# start of Data for the task

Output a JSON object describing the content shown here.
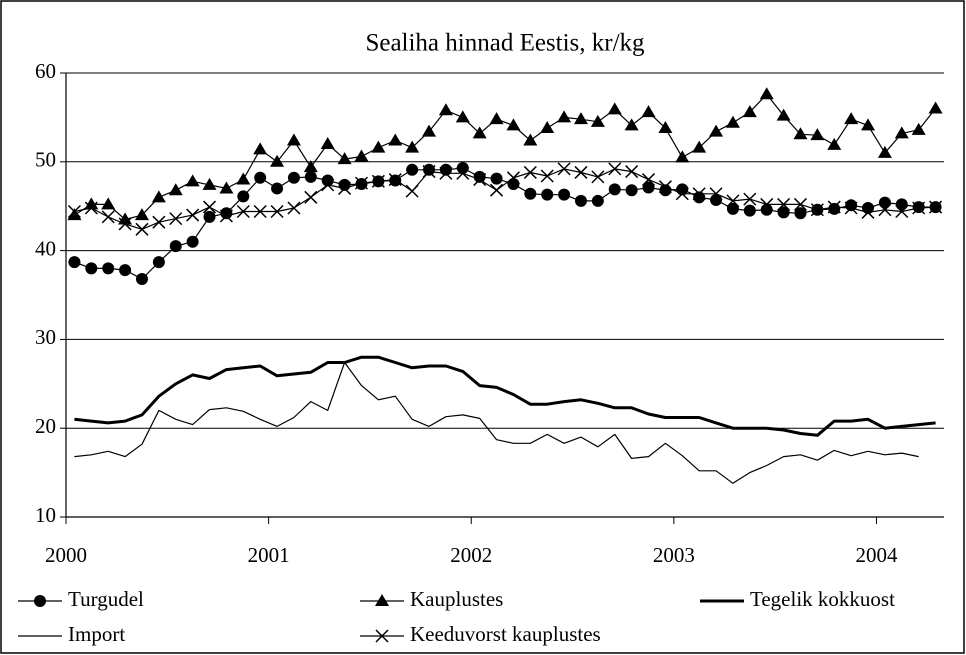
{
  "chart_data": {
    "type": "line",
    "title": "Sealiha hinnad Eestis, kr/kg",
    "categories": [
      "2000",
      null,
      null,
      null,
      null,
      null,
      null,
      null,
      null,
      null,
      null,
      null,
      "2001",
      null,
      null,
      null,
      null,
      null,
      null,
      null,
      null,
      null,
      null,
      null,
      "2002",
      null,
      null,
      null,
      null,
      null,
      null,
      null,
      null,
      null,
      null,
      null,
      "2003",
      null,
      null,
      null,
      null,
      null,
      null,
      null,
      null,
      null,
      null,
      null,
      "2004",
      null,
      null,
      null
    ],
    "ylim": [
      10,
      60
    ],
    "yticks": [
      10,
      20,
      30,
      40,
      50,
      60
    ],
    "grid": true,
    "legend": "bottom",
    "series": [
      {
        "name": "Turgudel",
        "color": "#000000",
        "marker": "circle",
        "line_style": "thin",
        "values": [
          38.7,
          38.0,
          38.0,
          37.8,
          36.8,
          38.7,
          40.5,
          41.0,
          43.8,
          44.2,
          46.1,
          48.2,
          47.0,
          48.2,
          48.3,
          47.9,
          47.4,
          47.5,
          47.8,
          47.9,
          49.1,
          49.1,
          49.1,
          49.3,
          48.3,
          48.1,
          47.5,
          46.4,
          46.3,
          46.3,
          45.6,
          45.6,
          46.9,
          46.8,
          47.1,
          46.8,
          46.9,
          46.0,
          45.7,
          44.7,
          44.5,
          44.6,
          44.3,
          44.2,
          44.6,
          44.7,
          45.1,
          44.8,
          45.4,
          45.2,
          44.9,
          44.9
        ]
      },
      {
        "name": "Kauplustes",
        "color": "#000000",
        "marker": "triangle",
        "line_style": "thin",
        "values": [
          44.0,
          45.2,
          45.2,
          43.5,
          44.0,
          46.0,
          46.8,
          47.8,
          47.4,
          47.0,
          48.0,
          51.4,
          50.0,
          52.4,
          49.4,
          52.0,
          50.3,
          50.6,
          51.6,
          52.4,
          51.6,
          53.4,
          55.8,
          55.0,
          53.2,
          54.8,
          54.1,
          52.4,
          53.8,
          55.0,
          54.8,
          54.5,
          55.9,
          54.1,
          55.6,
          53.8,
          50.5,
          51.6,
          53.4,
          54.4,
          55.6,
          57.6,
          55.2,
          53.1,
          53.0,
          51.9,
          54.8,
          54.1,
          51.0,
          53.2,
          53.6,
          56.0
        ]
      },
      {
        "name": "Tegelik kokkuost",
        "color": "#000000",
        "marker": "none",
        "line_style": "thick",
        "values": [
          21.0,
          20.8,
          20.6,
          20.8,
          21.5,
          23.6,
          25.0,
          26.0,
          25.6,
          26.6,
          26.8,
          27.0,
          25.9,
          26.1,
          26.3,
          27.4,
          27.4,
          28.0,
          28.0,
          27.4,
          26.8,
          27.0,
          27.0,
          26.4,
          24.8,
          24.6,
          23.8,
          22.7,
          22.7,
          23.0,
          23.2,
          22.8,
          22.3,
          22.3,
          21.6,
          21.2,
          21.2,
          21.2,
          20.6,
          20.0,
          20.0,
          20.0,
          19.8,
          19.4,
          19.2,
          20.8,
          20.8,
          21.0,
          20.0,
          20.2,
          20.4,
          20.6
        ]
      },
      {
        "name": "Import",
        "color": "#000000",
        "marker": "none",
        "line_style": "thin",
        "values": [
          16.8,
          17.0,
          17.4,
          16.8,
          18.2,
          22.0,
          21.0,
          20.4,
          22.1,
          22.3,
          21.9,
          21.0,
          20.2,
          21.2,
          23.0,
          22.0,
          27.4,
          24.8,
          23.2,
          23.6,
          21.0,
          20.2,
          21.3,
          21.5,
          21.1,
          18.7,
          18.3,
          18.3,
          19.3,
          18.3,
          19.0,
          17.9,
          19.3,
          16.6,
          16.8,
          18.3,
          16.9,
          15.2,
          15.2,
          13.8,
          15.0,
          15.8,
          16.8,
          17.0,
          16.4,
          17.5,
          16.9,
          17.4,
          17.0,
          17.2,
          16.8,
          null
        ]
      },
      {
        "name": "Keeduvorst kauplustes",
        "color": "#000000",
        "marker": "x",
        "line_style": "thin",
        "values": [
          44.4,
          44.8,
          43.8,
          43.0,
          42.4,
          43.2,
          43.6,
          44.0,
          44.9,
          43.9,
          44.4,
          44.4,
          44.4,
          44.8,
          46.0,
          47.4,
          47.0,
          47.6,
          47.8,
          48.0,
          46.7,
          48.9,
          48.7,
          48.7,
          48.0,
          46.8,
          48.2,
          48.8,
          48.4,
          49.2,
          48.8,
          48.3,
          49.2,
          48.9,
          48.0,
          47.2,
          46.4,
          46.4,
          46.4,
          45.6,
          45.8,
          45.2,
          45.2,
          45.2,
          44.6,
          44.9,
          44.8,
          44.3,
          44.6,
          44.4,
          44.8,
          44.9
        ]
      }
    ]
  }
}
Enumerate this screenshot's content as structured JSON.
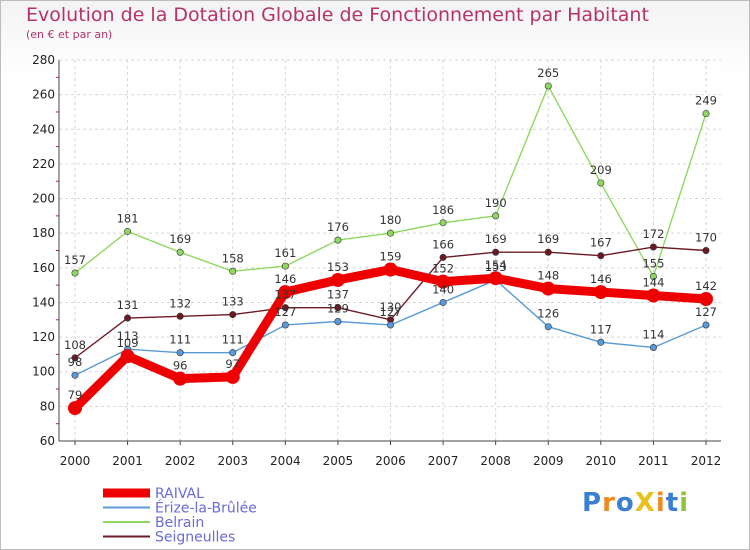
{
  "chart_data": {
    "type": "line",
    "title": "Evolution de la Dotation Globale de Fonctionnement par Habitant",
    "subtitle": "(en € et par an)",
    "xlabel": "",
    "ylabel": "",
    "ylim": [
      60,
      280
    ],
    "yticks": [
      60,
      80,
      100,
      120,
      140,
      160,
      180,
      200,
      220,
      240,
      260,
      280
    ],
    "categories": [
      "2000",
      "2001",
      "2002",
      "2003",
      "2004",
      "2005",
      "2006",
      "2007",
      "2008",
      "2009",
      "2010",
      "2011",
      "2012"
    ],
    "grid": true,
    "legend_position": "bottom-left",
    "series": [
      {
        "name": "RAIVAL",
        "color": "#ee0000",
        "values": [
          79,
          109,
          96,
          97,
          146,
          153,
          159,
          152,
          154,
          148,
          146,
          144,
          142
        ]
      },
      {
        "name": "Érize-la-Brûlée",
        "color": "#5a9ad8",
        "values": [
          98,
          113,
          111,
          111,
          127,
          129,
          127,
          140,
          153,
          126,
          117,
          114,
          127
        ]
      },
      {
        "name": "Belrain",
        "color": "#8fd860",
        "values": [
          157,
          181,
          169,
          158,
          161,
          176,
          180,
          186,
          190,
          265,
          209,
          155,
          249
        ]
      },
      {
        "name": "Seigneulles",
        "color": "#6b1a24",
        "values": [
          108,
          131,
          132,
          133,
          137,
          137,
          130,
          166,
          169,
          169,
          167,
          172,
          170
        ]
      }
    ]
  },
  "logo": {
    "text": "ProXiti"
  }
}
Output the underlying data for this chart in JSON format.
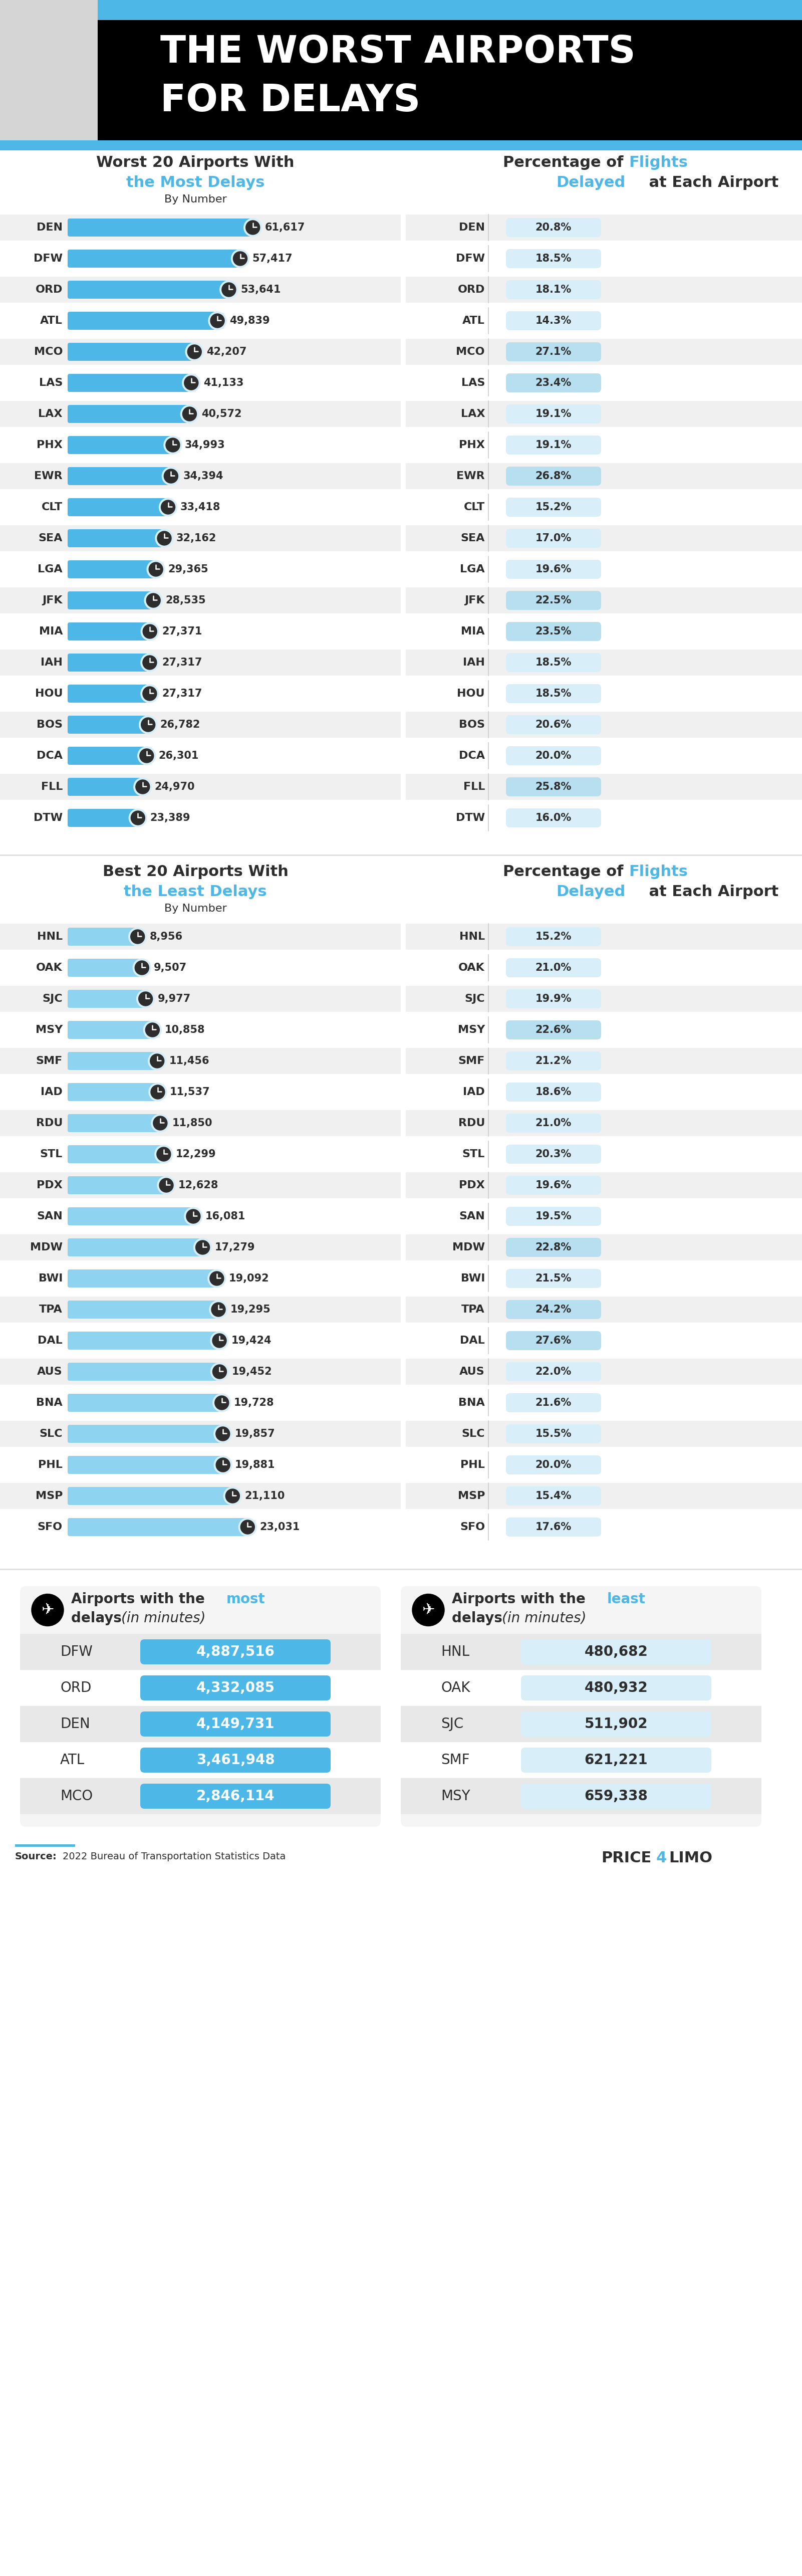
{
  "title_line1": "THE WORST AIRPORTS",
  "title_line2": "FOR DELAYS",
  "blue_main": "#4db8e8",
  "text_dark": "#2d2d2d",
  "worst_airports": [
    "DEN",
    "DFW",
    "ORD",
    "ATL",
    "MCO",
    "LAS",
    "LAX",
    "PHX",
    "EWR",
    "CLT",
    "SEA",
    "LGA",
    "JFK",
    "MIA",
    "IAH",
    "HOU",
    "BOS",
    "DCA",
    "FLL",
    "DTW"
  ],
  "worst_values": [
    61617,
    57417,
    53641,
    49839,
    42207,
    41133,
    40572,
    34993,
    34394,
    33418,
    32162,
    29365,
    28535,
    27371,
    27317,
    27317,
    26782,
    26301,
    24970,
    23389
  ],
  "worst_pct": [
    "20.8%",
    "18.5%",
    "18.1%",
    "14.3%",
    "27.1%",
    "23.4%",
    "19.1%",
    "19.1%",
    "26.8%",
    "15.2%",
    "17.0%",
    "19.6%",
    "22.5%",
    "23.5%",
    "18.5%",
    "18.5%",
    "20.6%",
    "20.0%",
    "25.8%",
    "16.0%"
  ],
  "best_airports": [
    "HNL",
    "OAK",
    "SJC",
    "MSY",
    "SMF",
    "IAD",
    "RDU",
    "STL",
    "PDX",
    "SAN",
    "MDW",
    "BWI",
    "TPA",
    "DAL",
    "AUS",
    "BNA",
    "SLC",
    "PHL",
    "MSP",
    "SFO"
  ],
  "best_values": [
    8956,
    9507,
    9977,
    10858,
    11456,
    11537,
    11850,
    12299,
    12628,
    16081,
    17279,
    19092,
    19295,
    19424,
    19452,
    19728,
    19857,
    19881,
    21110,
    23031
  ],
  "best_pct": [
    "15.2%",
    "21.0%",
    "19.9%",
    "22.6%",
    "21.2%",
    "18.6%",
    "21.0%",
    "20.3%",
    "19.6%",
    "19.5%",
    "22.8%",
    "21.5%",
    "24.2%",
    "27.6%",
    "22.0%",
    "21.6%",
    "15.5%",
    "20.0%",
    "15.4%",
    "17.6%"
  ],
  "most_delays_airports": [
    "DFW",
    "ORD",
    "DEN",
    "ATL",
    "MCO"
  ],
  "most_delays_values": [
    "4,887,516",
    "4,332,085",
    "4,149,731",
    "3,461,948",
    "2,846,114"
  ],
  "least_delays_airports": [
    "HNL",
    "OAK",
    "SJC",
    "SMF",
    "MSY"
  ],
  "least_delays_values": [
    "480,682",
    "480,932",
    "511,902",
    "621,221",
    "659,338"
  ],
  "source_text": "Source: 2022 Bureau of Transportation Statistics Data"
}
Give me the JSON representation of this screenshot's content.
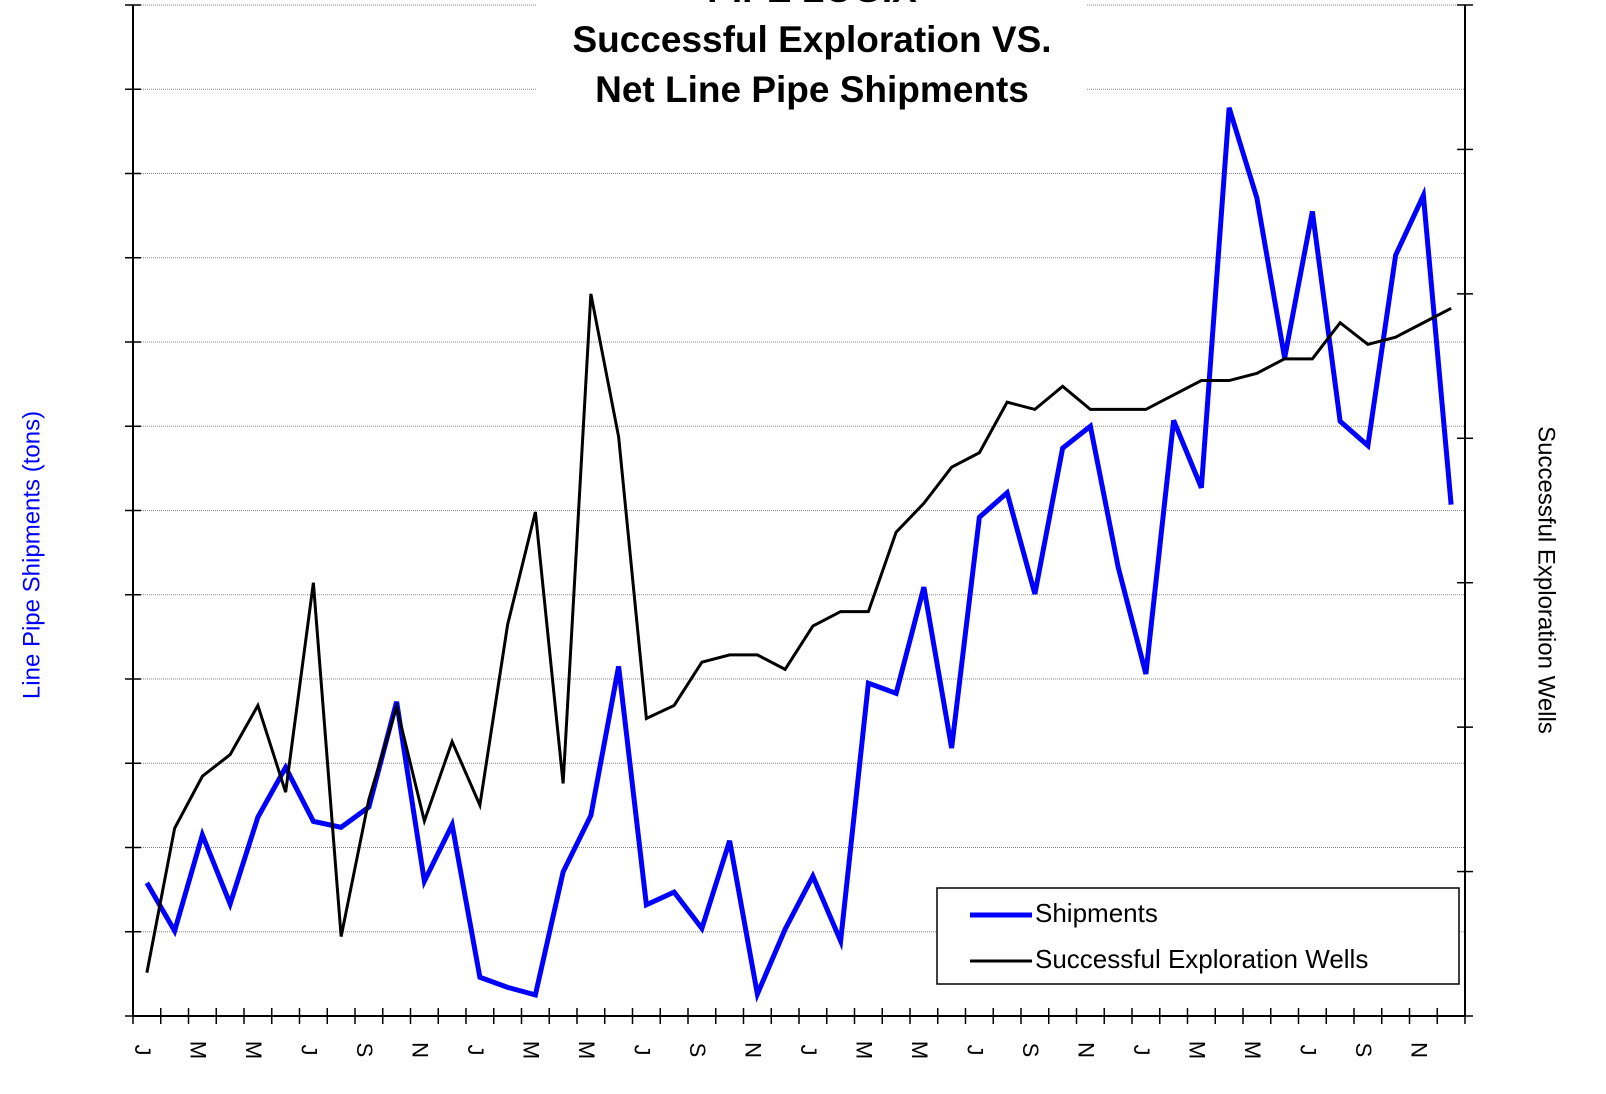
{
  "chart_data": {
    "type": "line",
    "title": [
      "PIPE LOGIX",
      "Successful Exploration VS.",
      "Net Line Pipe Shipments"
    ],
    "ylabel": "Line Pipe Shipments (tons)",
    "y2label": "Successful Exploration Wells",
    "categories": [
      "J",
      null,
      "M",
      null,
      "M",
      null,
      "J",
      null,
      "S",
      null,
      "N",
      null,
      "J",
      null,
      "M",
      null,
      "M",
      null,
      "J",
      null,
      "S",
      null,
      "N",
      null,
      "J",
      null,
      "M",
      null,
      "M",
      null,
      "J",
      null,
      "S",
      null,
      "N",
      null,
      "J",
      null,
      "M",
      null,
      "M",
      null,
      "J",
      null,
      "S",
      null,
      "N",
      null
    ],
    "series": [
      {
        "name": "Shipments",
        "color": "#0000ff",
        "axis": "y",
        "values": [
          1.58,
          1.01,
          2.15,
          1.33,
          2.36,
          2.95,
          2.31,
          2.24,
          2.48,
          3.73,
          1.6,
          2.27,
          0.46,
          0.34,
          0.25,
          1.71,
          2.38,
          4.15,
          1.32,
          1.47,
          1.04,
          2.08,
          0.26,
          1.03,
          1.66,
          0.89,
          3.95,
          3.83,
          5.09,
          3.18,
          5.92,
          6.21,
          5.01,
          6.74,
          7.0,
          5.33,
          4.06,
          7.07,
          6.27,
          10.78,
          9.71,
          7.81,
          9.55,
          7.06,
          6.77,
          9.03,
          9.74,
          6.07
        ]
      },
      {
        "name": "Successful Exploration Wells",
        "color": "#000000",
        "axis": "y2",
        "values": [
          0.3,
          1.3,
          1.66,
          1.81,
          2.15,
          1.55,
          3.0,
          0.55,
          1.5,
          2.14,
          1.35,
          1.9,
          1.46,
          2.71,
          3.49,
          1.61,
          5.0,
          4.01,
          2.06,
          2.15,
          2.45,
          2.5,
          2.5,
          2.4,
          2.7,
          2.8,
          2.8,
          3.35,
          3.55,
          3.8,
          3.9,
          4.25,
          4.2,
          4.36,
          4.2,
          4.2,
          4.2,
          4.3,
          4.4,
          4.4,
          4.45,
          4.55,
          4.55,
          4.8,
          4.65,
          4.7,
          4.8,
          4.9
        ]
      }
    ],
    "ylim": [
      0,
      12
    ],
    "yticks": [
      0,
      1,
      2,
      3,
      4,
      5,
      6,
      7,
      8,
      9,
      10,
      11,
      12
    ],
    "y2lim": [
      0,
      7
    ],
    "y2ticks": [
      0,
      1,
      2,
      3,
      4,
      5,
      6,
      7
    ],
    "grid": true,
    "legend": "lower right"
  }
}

# end of Data for the task

## Exercise task
Pick out all the lines with the word "this" in them and copy them.

## Written solution
Enumerate this screenshot's content as structured JSON.
Output the underlying data for this chart in JSON format.
Give me the JSON representation of this screenshot's content.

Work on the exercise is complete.